Dataset records:
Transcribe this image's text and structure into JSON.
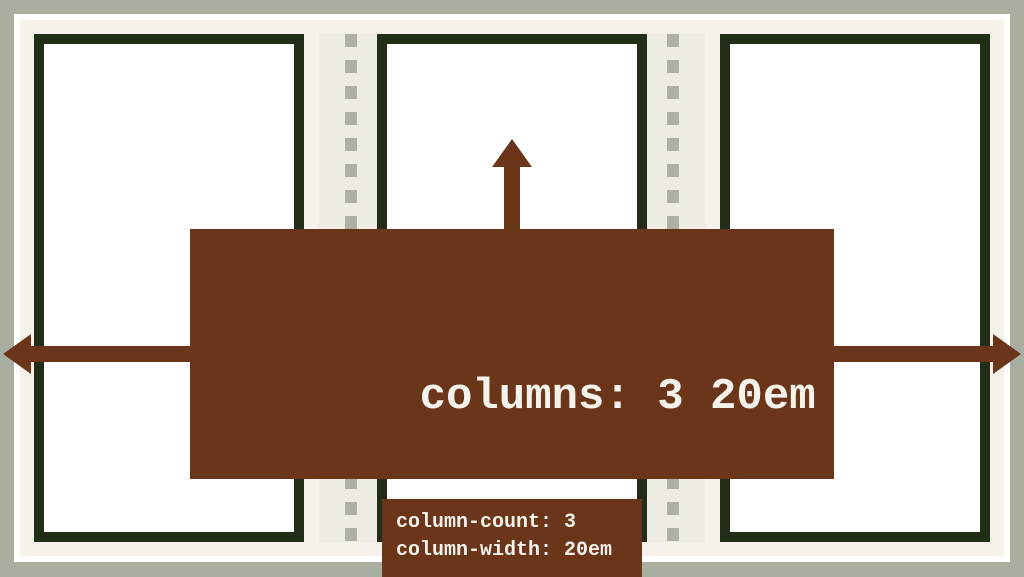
{
  "shorthand": "columns: 3 20em",
  "longhand": {
    "line1": "column-count: 3",
    "line2": "column-width: 20em"
  },
  "colors": {
    "accent": "#6a3518",
    "column_border": "#242d17",
    "page_bg": "#f4f2eb",
    "outer_bg": "#a8aea0",
    "rule": "#adb0a5"
  },
  "layout": {
    "column_count": 3
  }
}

Written task: Exactly as written, return every line of the listing, but not the pictures.

Output of the task:
Transcribe this image's text and structure into JSON.
{
  "shorthand": "columns: 3 20em",
  "longhand": {
    "line1": "column-count: 3",
    "line2": "column-width: 20em"
  },
  "colors": {
    "accent": "#6a3518",
    "column_border": "#242d17",
    "page_bg": "#f4f2eb",
    "outer_bg": "#a8aea0",
    "rule": "#adb0a5"
  },
  "layout": {
    "column_count": 3
  }
}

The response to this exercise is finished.